**Requirement**
Transcribe the listing below word for word.

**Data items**
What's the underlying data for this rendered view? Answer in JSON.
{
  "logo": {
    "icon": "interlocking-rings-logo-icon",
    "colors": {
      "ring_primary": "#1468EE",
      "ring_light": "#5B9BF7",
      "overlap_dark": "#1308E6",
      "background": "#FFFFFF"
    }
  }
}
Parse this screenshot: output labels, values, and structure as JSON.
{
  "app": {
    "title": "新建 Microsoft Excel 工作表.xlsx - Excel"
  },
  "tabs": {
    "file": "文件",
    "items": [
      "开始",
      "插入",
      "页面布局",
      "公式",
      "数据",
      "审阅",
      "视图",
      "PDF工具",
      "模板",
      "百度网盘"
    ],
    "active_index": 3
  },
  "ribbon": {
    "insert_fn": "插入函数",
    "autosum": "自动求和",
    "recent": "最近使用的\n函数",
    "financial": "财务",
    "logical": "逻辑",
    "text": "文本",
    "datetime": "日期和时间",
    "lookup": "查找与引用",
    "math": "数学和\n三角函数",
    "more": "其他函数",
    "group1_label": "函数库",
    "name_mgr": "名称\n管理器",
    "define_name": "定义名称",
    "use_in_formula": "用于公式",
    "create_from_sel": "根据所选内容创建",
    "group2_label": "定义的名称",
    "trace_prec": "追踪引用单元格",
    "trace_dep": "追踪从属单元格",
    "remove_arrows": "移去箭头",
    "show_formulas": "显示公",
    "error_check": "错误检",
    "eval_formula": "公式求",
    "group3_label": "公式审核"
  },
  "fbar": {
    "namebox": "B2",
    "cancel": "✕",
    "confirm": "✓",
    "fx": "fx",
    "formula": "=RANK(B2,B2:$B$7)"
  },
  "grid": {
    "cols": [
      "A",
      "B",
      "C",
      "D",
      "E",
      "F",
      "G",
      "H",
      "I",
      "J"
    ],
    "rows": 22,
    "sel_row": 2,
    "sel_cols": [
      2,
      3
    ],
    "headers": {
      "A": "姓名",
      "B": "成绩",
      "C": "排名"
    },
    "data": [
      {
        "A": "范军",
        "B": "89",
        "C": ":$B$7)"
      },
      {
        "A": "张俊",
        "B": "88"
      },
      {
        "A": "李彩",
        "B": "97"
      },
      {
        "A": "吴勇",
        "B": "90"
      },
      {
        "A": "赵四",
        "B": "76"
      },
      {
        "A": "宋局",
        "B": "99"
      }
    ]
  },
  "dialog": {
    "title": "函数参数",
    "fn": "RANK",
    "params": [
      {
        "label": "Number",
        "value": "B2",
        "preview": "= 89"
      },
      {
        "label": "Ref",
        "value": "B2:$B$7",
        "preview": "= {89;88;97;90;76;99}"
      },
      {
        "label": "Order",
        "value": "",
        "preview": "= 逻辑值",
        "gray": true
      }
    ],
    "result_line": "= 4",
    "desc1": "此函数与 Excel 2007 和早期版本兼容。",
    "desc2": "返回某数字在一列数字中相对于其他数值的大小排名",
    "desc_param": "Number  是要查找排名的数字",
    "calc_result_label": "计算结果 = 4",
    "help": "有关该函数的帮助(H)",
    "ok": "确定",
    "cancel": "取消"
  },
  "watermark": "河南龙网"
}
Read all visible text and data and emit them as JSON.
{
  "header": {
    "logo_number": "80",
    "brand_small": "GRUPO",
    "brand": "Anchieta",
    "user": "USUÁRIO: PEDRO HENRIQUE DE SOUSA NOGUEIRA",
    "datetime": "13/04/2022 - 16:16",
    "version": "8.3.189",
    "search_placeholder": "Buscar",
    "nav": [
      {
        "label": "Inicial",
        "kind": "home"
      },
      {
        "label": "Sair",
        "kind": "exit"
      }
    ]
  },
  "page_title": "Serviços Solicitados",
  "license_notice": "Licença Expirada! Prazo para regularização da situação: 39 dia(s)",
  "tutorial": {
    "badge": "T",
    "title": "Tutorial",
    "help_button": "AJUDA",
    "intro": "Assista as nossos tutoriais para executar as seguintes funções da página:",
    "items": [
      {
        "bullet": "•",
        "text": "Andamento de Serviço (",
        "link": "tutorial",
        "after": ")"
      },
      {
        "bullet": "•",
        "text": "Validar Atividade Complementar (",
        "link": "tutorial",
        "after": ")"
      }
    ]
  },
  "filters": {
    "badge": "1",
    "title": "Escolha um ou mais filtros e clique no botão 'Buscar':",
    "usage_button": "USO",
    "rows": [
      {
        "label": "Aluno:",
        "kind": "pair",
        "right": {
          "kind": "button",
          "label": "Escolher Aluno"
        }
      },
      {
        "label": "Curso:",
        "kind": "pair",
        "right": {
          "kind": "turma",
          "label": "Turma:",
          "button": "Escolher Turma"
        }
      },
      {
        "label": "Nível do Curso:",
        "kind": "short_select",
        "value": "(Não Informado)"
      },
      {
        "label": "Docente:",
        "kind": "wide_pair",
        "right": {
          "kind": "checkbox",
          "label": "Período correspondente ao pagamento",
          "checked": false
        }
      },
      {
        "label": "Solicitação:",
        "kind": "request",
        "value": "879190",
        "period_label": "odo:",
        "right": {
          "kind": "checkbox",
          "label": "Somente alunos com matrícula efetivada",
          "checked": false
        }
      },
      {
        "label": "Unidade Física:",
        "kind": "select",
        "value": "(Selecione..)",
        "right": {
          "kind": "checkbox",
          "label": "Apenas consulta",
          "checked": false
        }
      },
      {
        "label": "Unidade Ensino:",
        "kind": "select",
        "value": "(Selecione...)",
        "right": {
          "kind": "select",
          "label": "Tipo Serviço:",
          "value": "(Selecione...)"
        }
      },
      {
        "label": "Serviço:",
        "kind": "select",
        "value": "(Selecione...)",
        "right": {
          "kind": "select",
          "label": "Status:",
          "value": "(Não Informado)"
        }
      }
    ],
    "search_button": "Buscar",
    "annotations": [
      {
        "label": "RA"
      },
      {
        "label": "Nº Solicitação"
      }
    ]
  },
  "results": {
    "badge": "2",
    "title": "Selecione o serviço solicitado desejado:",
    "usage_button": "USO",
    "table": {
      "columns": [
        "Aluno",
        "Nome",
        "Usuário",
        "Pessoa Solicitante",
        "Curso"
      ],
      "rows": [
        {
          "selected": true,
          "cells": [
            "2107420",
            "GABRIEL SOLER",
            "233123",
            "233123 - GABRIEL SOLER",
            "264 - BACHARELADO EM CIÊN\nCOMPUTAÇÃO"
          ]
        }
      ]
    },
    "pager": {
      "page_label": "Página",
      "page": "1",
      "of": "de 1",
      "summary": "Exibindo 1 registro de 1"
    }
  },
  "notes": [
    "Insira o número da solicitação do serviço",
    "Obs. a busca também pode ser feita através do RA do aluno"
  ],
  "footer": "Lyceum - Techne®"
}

**Response for this exercise**
What's the underlying data for this rendered view? Answer in JSON.
{
  "logo": {
    "icon": "interlocking-rings-logo-icon",
    "colors": {
      "ring_primary": "#1468EE",
      "ring_light": "#5B9BF7",
      "overlap_dark": "#1308E6",
      "background": "#FFFFFF"
    }
  }
}
Parse this screenshot: output labels, values, and structure as JSON.
{
  "app": {
    "title": "新建 Microsoft Excel 工作表.xlsx - Excel"
  },
  "tabs": {
    "file": "文件",
    "items": [
      "开始",
      "插入",
      "页面布局",
      "公式",
      "数据",
      "审阅",
      "视图",
      "PDF工具",
      "模板",
      "百度网盘"
    ],
    "active_index": 3
  },
  "ribbon": {
    "insert_fn": "插入函数",
    "autosum": "自动求和",
    "recent": "最近使用的\n函数",
    "financial": "财务",
    "logical": "逻辑",
    "text": "文本",
    "datetime": "日期和时间",
    "lookup": "查找与引用",
    "math": "数学和\n三角函数",
    "more": "其他函数",
    "group1_label": "函数库",
    "name_mgr": "名称\n管理器",
    "define_name": "定义名称",
    "use_in_formula": "用于公式",
    "create_from_sel": "根据所选内容创建",
    "group2_label": "定义的名称",
    "trace_prec": "追踪引用单元格",
    "trace_dep": "追踪从属单元格",
    "remove_arrows": "移去箭头",
    "show_formulas": "显示公",
    "error_check": "错误检",
    "eval_formula": "公式求",
    "group3_label": "公式审核"
  },
  "fbar": {
    "namebox": "B2",
    "cancel": "✕",
    "confirm": "✓",
    "fx": "fx",
    "formula": "=RANK(B2,B2:$B$7)"
  },
  "grid": {
    "cols": [
      "A",
      "B",
      "C",
      "D",
      "E",
      "F",
      "G",
      "H",
      "I",
      "J"
    ],
    "rows": 22,
    "sel_row": 2,
    "sel_cols": [
      2,
      3
    ],
    "headers": {
      "A": "姓名",
      "B": "成绩",
      "C": "排名"
    },
    "data": [
      {
        "A": "范军",
        "B": "89",
        "C": ":$B$7)"
      },
      {
        "A": "张俊",
        "B": "88"
      },
      {
        "A": "李彩",
        "B": "97"
      },
      {
        "A": "吴勇",
        "B": "90"
      },
      {
        "A": "赵四",
        "B": "76"
      },
      {
        "A": "宋局",
        "B": "99"
      }
    ]
  },
  "dialog": {
    "title": "函数参数",
    "fn": "RANK",
    "params": [
      {
        "label": "Number",
        "value": "B2",
        "preview": "= 89"
      },
      {
        "label": "Ref",
        "value": "B2:$B$7",
        "preview": "= {89;88;97;90;76;99}"
      },
      {
        "label": "Order",
        "value": "",
        "preview": "= 逻辑值",
        "gray": true
      }
    ],
    "result_line": "= 4",
    "desc1": "此函数与 Excel 2007 和早期版本兼容。",
    "desc2": "返回某数字在一列数字中相对于其他数值的大小排名",
    "desc_param": "Number  是要查找排名的数字",
    "calc_result_label": "计算结果 = 4",
    "help": "有关该函数的帮助(H)",
    "ok": "确定",
    "cancel": "取消"
  },
  "watermark": "河南龙网"
}
Read all visible text and data and emit them as JSON.
{
  "header": {
    "logo_number": "80",
    "brand_small": "GRUPO",
    "brand": "Anchieta",
    "user": "USUÁRIO: PEDRO HENRIQUE DE SOUSA NOGUEIRA",
    "datetime": "13/04/2022 - 16:16",
    "version": "8.3.189",
    "search_placeholder": "Buscar",
    "nav": [
      {
        "label": "Inicial",
        "kind": "home"
      },
      {
        "label": "Sair",
        "kind": "exit"
      }
    ]
  },
  "page_title": "Serviços Solicitados",
  "license_notice": "Licença Expirada! Prazo para regularização da situação: 39 dia(s)",
  "tutorial": {
    "badge": "T",
    "title": "Tutorial",
    "help_button": "AJUDA",
    "intro": "Assista as nossos tutoriais para executar as seguintes funções da página:",
    "items": [
      {
        "bullet": "•",
        "text": "Andamento de Serviço (",
        "link": "tutorial",
        "after": ")"
      },
      {
        "bullet": "•",
        "text": "Validar Atividade Complementar (",
        "link": "tutorial",
        "after": ")"
      }
    ]
  },
  "filters": {
    "badge": "1",
    "title": "Escolha um ou mais filtros e clique no botão 'Buscar':",
    "usage_button": "USO",
    "rows": [
      {
        "label": "Aluno:",
        "kind": "pair",
        "right": {
          "kind": "button",
          "label": "Escolher Aluno"
        }
      },
      {
        "label": "Curso:",
        "kind": "pair",
        "right": {
          "kind": "turma",
          "label": "Turma:",
          "button": "Escolher Turma"
        }
      },
      {
        "label": "Nível do Curso:",
        "kind": "short_select",
        "value": "(Não Informado)"
      },
      {
        "label": "Docente:",
        "kind": "wide_pair",
        "right": {
          "kind": "checkbox",
          "label": "Período correspondente ao pagamento",
          "checked": false
        }
      },
      {
        "label": "Solicitação:",
        "kind": "request",
        "value": "879190",
        "period_label": "odo:",
        "right": {
          "kind": "checkbox",
          "label": "Somente alunos com matrícula efetivada",
          "checked": false
        }
      },
      {
        "label": "Unidade Física:",
        "kind": "select",
        "value": "(Selecione..)",
        "right": {
          "kind": "checkbox",
          "label": "Apenas consulta",
          "checked": false
        }
      },
      {
        "label": "Unidade Ensino:",
        "kind": "select",
        "value": "(Selecione...)",
        "right": {
          "kind": "select",
          "label": "Tipo Serviço:",
          "value": "(Selecione...)"
        }
      },
      {
        "label": "Serviço:",
        "kind": "select",
        "value": "(Selecione...)",
        "right": {
          "kind": "select",
          "label": "Status:",
          "value": "(Não Informado)"
        }
      }
    ],
    "search_button": "Buscar",
    "annotations": [
      {
        "label": "RA"
      },
      {
        "label": "Nº Solicitação"
      }
    ]
  },
  "results": {
    "badge": "2",
    "title": "Selecione o serviço solicitado desejado:",
    "usage_button": "USO",
    "table": {
      "columns": [
        "Aluno",
        "Nome",
        "Usuário",
        "Pessoa Solicitante",
        "Curso"
      ],
      "rows": [
        {
          "selected": true,
          "cells": [
            "2107420",
            "GABRIEL SOLER",
            "233123",
            "233123 - GABRIEL SOLER",
            "264 - BACHARELADO EM CIÊN\nCOMPUTAÇÃO"
          ]
        }
      ]
    },
    "pager": {
      "page_label": "Página",
      "page": "1",
      "of": "de 1",
      "summary": "Exibindo 1 registro de 1"
    }
  },
  "notes": [
    "Insira o número da solicitação do serviço",
    "Obs. a busca também pode ser feita através do RA do aluno"
  ],
  "footer": "Lyceum - Techne®"
}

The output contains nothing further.